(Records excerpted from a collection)
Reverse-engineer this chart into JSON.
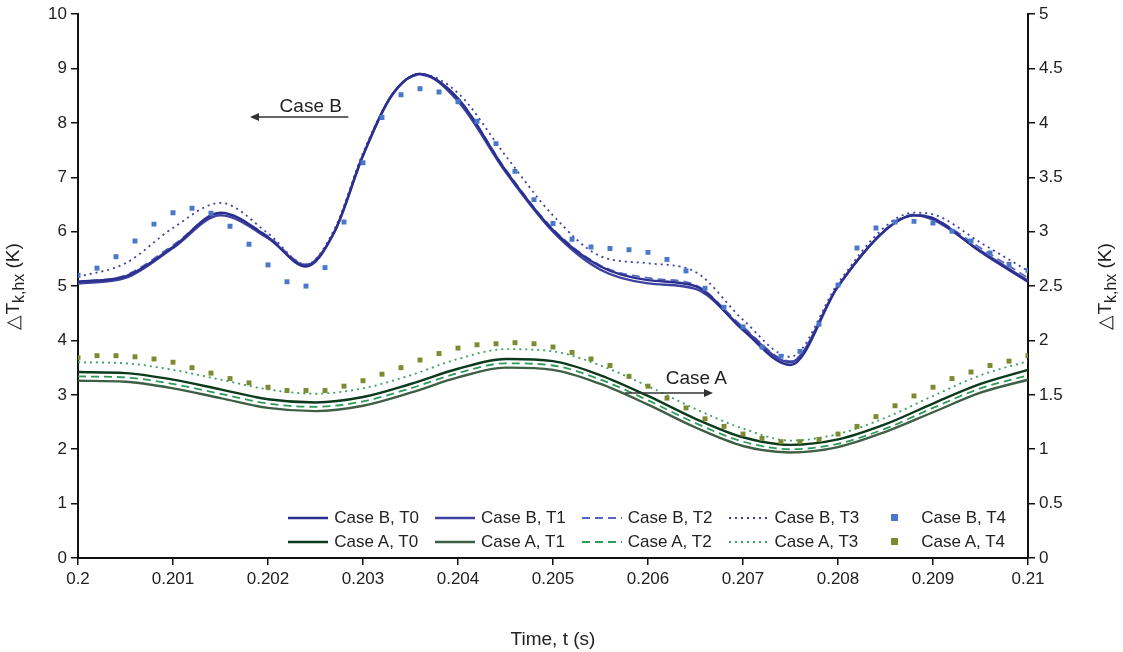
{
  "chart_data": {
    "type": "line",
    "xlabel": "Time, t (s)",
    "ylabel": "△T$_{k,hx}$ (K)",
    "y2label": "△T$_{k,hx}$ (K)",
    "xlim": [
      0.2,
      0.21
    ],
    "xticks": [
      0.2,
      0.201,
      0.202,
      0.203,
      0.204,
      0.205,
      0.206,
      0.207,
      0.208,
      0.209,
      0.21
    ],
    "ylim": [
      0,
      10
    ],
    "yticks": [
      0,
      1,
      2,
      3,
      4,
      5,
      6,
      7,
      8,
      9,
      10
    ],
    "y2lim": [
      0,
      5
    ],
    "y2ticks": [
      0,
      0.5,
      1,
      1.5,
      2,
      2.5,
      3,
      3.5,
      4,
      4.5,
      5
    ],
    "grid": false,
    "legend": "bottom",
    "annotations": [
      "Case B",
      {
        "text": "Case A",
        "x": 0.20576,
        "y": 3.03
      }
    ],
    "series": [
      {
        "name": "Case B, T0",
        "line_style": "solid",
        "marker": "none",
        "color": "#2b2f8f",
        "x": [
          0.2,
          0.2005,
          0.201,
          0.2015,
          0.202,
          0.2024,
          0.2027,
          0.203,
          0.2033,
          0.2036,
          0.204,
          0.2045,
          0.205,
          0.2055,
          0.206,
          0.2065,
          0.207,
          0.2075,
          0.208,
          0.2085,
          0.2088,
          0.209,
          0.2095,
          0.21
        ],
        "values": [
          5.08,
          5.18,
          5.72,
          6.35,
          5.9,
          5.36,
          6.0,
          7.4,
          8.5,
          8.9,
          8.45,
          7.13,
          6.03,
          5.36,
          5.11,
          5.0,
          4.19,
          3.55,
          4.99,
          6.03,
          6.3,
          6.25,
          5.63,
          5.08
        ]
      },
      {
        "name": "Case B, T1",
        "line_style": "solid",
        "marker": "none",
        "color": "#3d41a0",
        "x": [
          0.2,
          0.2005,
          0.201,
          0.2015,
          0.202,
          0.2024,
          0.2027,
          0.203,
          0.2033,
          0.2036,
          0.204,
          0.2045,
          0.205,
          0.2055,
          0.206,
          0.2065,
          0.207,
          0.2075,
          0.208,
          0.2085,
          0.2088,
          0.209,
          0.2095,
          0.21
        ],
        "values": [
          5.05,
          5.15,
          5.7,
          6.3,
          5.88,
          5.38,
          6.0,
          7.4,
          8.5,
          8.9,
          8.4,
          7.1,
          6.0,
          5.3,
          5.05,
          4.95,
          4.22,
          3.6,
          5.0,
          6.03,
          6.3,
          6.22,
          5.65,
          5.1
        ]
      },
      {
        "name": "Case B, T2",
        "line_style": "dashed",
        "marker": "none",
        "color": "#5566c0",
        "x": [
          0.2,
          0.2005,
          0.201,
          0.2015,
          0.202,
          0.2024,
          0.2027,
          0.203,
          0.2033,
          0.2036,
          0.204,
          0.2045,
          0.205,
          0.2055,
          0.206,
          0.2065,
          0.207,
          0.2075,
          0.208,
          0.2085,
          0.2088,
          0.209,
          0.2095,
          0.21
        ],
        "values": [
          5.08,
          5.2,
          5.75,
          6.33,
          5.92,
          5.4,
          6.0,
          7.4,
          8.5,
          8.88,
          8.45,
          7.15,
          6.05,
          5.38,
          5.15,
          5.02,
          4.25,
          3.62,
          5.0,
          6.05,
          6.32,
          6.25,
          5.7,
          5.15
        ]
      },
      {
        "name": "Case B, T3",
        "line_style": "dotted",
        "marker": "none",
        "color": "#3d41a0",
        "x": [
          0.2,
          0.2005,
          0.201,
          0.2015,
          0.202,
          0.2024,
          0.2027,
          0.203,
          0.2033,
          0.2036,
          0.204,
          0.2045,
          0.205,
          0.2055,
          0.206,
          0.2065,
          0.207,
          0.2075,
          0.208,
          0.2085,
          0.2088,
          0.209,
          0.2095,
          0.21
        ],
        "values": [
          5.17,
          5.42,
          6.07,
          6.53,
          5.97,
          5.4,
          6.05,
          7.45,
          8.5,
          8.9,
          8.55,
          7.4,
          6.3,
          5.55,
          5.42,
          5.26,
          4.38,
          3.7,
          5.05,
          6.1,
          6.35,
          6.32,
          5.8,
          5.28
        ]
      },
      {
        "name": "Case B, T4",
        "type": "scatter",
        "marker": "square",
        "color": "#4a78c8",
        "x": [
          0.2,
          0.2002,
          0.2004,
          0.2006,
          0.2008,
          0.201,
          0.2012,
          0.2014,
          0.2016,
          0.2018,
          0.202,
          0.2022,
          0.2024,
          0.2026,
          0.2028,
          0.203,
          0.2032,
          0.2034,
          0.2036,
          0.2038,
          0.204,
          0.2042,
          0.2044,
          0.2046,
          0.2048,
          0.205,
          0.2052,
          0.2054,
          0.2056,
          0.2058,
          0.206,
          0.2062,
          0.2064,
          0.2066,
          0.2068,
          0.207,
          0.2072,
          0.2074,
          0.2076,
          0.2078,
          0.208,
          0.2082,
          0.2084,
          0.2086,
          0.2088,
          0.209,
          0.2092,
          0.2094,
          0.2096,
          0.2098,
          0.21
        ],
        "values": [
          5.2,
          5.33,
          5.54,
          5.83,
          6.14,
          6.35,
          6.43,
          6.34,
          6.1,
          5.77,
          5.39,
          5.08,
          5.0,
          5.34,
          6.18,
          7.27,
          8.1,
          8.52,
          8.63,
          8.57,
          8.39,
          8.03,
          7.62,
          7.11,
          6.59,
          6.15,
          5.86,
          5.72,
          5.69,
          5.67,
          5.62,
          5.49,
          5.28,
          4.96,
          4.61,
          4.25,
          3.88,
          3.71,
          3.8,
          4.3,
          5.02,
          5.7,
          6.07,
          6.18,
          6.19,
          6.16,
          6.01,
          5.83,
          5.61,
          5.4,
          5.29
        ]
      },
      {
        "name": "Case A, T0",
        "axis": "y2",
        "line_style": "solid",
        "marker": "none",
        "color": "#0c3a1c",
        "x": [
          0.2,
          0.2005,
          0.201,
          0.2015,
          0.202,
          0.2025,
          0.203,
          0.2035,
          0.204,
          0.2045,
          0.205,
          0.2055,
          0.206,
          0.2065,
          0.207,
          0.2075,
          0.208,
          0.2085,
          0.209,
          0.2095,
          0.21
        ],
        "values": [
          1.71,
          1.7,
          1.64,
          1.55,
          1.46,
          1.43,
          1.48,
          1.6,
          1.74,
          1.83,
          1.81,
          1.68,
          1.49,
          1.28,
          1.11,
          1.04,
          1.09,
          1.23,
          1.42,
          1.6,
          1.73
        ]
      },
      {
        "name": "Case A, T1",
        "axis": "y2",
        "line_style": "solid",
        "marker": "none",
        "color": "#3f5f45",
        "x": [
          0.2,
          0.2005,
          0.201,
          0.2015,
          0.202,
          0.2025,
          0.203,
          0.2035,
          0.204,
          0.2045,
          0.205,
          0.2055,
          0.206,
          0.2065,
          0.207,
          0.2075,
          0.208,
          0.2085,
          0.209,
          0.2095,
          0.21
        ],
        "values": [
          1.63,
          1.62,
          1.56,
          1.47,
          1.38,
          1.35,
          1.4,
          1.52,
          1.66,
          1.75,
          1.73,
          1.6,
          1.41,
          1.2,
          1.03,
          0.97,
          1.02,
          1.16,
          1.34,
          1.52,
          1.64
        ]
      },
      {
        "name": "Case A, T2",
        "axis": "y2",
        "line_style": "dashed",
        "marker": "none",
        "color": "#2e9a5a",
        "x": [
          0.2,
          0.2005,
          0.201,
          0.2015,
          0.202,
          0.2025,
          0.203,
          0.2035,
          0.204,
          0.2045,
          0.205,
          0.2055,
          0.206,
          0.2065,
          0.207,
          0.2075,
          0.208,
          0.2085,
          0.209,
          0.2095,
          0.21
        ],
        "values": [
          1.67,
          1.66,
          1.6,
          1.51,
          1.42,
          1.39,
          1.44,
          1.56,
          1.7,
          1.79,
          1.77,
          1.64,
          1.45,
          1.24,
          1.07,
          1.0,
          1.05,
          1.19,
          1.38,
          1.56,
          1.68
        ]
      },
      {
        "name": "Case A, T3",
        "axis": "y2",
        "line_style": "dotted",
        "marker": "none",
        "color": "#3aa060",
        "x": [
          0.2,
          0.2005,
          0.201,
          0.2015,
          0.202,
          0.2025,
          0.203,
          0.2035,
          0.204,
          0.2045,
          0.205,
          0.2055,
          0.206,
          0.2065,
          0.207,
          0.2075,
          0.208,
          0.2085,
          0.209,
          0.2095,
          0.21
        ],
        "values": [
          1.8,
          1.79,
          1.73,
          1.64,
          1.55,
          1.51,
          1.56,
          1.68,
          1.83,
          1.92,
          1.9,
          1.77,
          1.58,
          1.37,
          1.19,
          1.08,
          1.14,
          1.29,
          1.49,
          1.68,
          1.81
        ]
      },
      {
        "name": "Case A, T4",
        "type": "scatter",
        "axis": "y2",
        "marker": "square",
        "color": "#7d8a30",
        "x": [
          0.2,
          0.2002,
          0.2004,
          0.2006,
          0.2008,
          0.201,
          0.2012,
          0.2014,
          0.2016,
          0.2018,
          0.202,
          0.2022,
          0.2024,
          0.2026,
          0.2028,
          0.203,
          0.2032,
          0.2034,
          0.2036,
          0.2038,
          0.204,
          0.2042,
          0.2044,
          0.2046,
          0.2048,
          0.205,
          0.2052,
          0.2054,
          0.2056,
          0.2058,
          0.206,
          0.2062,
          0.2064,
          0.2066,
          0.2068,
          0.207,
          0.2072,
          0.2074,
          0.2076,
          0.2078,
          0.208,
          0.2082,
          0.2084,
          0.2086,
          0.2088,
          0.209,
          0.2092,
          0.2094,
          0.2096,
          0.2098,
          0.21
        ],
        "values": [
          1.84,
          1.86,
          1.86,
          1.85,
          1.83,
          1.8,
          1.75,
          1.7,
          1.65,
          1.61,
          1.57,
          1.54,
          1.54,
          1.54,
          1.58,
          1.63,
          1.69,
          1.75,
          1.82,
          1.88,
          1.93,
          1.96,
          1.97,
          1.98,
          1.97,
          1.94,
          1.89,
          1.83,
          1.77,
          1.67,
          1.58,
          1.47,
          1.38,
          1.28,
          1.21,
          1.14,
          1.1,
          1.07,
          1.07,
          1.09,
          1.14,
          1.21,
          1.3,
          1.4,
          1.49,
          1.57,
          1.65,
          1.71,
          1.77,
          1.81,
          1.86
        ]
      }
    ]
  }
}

_PROMPT_
Where a line contains "color", copy that line.

_RESULT OF THE TASK_
        "color": "#2b2f8f",
        "color": "#3d41a0",
        "color": "#5566c0",
        "color": "#3d41a0",
        "color": "#4a78c8",
        "color": "#0c3a1c",
        "color": "#3f5f45",
        "color": "#2e9a5a",
        "color": "#3aa060",
        "color": "#7d8a30",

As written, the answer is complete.